-- START Records shown --

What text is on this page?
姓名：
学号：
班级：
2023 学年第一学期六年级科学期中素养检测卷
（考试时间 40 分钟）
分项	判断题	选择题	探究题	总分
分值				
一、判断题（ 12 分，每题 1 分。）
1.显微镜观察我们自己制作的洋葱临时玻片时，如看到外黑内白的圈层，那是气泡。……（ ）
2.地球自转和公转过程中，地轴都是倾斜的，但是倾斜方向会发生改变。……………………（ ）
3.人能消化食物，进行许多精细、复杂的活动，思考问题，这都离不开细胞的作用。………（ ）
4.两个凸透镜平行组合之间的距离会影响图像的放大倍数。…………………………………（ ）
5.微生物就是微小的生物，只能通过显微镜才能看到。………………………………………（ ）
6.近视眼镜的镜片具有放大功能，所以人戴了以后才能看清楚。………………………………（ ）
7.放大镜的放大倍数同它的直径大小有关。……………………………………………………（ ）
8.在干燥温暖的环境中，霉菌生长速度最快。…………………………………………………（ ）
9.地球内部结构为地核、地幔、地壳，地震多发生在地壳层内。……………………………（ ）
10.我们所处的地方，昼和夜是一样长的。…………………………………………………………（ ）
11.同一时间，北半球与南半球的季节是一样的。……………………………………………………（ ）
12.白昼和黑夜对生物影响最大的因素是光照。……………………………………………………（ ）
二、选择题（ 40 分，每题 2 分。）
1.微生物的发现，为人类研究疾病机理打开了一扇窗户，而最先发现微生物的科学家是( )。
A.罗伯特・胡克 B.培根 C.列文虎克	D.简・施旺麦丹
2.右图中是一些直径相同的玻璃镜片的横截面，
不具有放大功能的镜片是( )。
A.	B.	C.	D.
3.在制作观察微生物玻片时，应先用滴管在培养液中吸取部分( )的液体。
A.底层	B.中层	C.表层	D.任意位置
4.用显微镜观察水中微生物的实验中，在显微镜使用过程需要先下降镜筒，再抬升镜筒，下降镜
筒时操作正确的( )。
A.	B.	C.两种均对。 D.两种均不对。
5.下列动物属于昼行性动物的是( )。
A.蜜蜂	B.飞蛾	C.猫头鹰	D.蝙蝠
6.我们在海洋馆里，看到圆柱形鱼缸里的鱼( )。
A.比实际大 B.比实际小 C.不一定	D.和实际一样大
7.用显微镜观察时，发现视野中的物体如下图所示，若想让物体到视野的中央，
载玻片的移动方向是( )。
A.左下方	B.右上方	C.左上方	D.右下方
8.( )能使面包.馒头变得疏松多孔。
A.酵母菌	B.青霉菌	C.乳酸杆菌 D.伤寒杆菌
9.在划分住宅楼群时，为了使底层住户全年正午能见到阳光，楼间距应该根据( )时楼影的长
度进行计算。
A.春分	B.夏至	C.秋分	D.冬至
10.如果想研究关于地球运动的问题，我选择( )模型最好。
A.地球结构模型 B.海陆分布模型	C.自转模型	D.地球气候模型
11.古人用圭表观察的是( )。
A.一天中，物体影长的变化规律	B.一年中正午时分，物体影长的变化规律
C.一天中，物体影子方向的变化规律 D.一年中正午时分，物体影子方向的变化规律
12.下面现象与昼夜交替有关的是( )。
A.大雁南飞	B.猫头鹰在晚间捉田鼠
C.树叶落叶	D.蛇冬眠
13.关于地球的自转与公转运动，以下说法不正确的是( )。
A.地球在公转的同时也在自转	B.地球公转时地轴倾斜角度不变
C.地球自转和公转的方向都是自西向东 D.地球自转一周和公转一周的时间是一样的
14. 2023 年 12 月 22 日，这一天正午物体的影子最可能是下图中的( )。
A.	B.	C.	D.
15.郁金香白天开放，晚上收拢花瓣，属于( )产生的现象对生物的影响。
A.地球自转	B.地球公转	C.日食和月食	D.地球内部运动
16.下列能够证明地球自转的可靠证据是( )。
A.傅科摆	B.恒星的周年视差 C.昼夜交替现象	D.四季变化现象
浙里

-- END Records shown --

### Goal
From the entries above, copy each line holding "一年中正午时分".

### Full response
A.一天中，物体影长的变化规律	B.一年中正午时分，物体影长的变化规律
C.一天中，物体影子方向的变化规律 D.一年中正午时分，物体影子方向的变化规律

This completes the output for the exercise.